◆ The task ◆
Set down the material once more, exactly as it appears.

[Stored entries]

BEGIN

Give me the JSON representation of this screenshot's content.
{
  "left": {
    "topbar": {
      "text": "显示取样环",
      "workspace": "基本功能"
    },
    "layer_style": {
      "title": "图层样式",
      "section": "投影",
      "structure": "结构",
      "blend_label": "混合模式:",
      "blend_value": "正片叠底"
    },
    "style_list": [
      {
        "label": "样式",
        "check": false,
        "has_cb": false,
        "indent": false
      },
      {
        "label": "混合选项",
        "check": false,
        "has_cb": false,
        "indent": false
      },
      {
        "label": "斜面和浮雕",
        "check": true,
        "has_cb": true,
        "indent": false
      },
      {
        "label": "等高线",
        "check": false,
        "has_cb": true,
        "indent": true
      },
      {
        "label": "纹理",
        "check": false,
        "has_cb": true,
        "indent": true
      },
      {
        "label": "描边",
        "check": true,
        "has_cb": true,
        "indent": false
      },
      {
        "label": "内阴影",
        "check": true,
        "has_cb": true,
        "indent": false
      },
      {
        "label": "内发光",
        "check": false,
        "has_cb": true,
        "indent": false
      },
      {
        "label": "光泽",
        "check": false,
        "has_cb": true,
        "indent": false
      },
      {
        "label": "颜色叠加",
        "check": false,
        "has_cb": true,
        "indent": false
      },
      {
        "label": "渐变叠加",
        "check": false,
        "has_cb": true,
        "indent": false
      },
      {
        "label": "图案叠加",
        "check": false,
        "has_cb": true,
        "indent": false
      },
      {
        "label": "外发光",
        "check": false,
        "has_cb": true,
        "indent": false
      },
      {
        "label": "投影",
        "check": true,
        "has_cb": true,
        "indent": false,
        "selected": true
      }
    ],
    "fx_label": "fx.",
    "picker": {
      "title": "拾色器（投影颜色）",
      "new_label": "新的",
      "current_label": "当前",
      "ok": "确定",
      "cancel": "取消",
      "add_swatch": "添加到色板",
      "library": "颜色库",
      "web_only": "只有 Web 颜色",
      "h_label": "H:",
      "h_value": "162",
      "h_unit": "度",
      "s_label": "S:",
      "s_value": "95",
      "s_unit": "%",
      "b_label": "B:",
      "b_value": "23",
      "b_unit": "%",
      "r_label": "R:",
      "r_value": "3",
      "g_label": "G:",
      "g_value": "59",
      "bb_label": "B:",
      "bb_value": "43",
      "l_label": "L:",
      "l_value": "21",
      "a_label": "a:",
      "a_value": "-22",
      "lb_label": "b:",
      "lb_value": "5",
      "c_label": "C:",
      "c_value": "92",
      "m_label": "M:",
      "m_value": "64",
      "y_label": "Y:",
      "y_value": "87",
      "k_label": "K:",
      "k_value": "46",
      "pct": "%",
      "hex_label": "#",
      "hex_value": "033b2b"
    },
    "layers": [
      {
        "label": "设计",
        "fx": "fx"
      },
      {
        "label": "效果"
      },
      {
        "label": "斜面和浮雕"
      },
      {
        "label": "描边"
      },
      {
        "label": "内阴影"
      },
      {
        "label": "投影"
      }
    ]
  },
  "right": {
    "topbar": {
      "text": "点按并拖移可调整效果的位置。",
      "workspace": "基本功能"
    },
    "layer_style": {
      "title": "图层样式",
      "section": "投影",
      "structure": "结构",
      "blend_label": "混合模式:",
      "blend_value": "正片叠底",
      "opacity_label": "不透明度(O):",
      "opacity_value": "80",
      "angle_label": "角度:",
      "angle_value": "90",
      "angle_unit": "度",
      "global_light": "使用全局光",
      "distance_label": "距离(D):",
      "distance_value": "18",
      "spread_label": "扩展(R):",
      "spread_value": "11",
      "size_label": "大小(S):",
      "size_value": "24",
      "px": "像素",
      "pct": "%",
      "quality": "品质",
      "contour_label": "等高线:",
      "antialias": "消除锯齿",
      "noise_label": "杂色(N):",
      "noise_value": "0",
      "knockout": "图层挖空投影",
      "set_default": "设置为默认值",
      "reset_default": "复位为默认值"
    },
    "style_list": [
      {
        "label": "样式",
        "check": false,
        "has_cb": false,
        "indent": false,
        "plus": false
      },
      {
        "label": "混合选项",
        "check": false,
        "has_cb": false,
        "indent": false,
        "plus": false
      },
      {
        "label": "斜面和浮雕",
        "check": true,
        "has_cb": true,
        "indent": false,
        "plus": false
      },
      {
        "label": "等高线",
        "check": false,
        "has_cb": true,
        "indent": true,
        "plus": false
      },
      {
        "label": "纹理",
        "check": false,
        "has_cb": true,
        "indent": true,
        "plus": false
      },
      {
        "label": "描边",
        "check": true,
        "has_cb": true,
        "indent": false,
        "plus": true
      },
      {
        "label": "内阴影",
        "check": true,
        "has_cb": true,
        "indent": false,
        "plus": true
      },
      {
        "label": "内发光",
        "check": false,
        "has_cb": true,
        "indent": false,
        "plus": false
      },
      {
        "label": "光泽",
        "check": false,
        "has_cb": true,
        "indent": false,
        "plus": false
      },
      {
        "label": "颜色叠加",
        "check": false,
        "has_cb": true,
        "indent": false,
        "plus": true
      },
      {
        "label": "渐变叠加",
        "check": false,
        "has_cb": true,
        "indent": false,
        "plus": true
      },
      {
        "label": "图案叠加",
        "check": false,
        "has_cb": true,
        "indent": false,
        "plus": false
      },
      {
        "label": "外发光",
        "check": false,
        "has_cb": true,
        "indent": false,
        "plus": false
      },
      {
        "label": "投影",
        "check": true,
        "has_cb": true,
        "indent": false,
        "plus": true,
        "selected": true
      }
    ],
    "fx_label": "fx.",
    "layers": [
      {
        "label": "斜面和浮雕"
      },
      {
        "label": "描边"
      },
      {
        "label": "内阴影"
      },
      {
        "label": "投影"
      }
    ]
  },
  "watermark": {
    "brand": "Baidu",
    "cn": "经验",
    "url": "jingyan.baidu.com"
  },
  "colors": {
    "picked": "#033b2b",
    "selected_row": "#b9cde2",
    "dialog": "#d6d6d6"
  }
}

END

◆ Response below ◆
Give me the JSON representation of this screenshot's content.
{
  "left": {
    "topbar": {
      "text": "显示取样环",
      "workspace": "基本功能"
    },
    "layer_style": {
      "title": "图层样式",
      "section": "投影",
      "structure": "结构",
      "blend_label": "混合模式:",
      "blend_value": "正片叠底"
    },
    "style_list": [
      {
        "label": "样式",
        "check": false,
        "has_cb": false,
        "indent": false
      },
      {
        "label": "混合选项",
        "check": false,
        "has_cb": false,
        "indent": false
      },
      {
        "label": "斜面和浮雕",
        "check": true,
        "has_cb": true,
        "indent": false
      },
      {
        "label": "等高线",
        "check": false,
        "has_cb": true,
        "indent": true
      },
      {
        "label": "纹理",
        "check": false,
        "has_cb": true,
        "indent": true
      },
      {
        "label": "描边",
        "check": true,
        "has_cb": true,
        "indent": false
      },
      {
        "label": "内阴影",
        "check": true,
        "has_cb": true,
        "indent": false
      },
      {
        "label": "内发光",
        "check": false,
        "has_cb": true,
        "indent": false
      },
      {
        "label": "光泽",
        "check": false,
        "has_cb": true,
        "indent": false
      },
      {
        "label": "颜色叠加",
        "check": false,
        "has_cb": true,
        "indent": false
      },
      {
        "label": "渐变叠加",
        "check": false,
        "has_cb": true,
        "indent": false
      },
      {
        "label": "图案叠加",
        "check": false,
        "has_cb": true,
        "indent": false
      },
      {
        "label": "外发光",
        "check": false,
        "has_cb": true,
        "indent": false
      },
      {
        "label": "投影",
        "check": true,
        "has_cb": true,
        "indent": false,
        "selected": true
      }
    ],
    "fx_label": "fx.",
    "picker": {
      "title": "拾色器（投影颜色）",
      "new_label": "新的",
      "current_label": "当前",
      "ok": "确定",
      "cancel": "取消",
      "add_swatch": "添加到色板",
      "library": "颜色库",
      "web_only": "只有 Web 颜色",
      "h_label": "H:",
      "h_value": "162",
      "h_unit": "度",
      "s_label": "S:",
      "s_value": "95",
      "s_unit": "%",
      "b_label": "B:",
      "b_value": "23",
      "b_unit": "%",
      "r_label": "R:",
      "r_value": "3",
      "g_label": "G:",
      "g_value": "59",
      "bb_label": "B:",
      "bb_value": "43",
      "l_label": "L:",
      "l_value": "21",
      "a_label": "a:",
      "a_value": "-22",
      "lb_label": "b:",
      "lb_value": "5",
      "c_label": "C:",
      "c_value": "92",
      "m_label": "M:",
      "m_value": "64",
      "y_label": "Y:",
      "y_value": "87",
      "k_label": "K:",
      "k_value": "46",
      "pct": "%",
      "hex_label": "#",
      "hex_value": "033b2b"
    },
    "layers": [
      {
        "label": "设计",
        "fx": "fx"
      },
      {
        "label": "效果"
      },
      {
        "label": "斜面和浮雕"
      },
      {
        "label": "描边"
      },
      {
        "label": "内阴影"
      },
      {
        "label": "投影"
      }
    ]
  },
  "right": {
    "topbar": {
      "text": "点按并拖移可调整效果的位置。",
      "workspace": "基本功能"
    },
    "layer_style": {
      "title": "图层样式",
      "section": "投影",
      "structure": "结构",
      "blend_label": "混合模式:",
      "blend_value": "正片叠底",
      "opacity_label": "不透明度(O):",
      "opacity_value": "80",
      "angle_label": "角度:",
      "angle_value": "90",
      "angle_unit": "度",
      "global_light": "使用全局光",
      "distance_label": "距离(D):",
      "distance_value": "18",
      "spread_label": "扩展(R):",
      "spread_value": "11",
      "size_label": "大小(S):",
      "size_value": "24",
      "px": "像素",
      "pct": "%",
      "quality": "品质",
      "contour_label": "等高线:",
      "antialias": "消除锯齿",
      "noise_label": "杂色(N):",
      "noise_value": "0",
      "knockout": "图层挖空投影",
      "set_default": "设置为默认值",
      "reset_default": "复位为默认值"
    },
    "style_list": [
      {
        "label": "样式",
        "check": false,
        "has_cb": false,
        "indent": false,
        "plus": false
      },
      {
        "label": "混合选项",
        "check": false,
        "has_cb": false,
        "indent": false,
        "plus": false
      },
      {
        "label": "斜面和浮雕",
        "check": true,
        "has_cb": true,
        "indent": false,
        "plus": false
      },
      {
        "label": "等高线",
        "check": false,
        "has_cb": true,
        "indent": true,
        "plus": false
      },
      {
        "label": "纹理",
        "check": false,
        "has_cb": true,
        "indent": true,
        "plus": false
      },
      {
        "label": "描边",
        "check": true,
        "has_cb": true,
        "indent": false,
        "plus": true
      },
      {
        "label": "内阴影",
        "check": true,
        "has_cb": true,
        "indent": false,
        "plus": true
      },
      {
        "label": "内发光",
        "check": false,
        "has_cb": true,
        "indent": false,
        "plus": false
      },
      {
        "label": "光泽",
        "check": false,
        "has_cb": true,
        "indent": false,
        "plus": false
      },
      {
        "label": "颜色叠加",
        "check": false,
        "has_cb": true,
        "indent": false,
        "plus": true
      },
      {
        "label": "渐变叠加",
        "check": false,
        "has_cb": true,
        "indent": false,
        "plus": true
      },
      {
        "label": "图案叠加",
        "check": false,
        "has_cb": true,
        "indent": false,
        "plus": false
      },
      {
        "label": "外发光",
        "check": false,
        "has_cb": true,
        "indent": false,
        "plus": false
      },
      {
        "label": "投影",
        "check": true,
        "has_cb": true,
        "indent": false,
        "plus": true,
        "selected": true
      }
    ],
    "fx_label": "fx.",
    "layers": [
      {
        "label": "斜面和浮雕"
      },
      {
        "label": "描边"
      },
      {
        "label": "内阴影"
      },
      {
        "label": "投影"
      }
    ]
  },
  "watermark": {
    "brand": "Baidu",
    "cn": "经验",
    "url": "jingyan.baidu.com"
  },
  "colors": {
    "picked": "#033b2b",
    "selected_row": "#b9cde2",
    "dialog": "#d6d6d6"
  }
}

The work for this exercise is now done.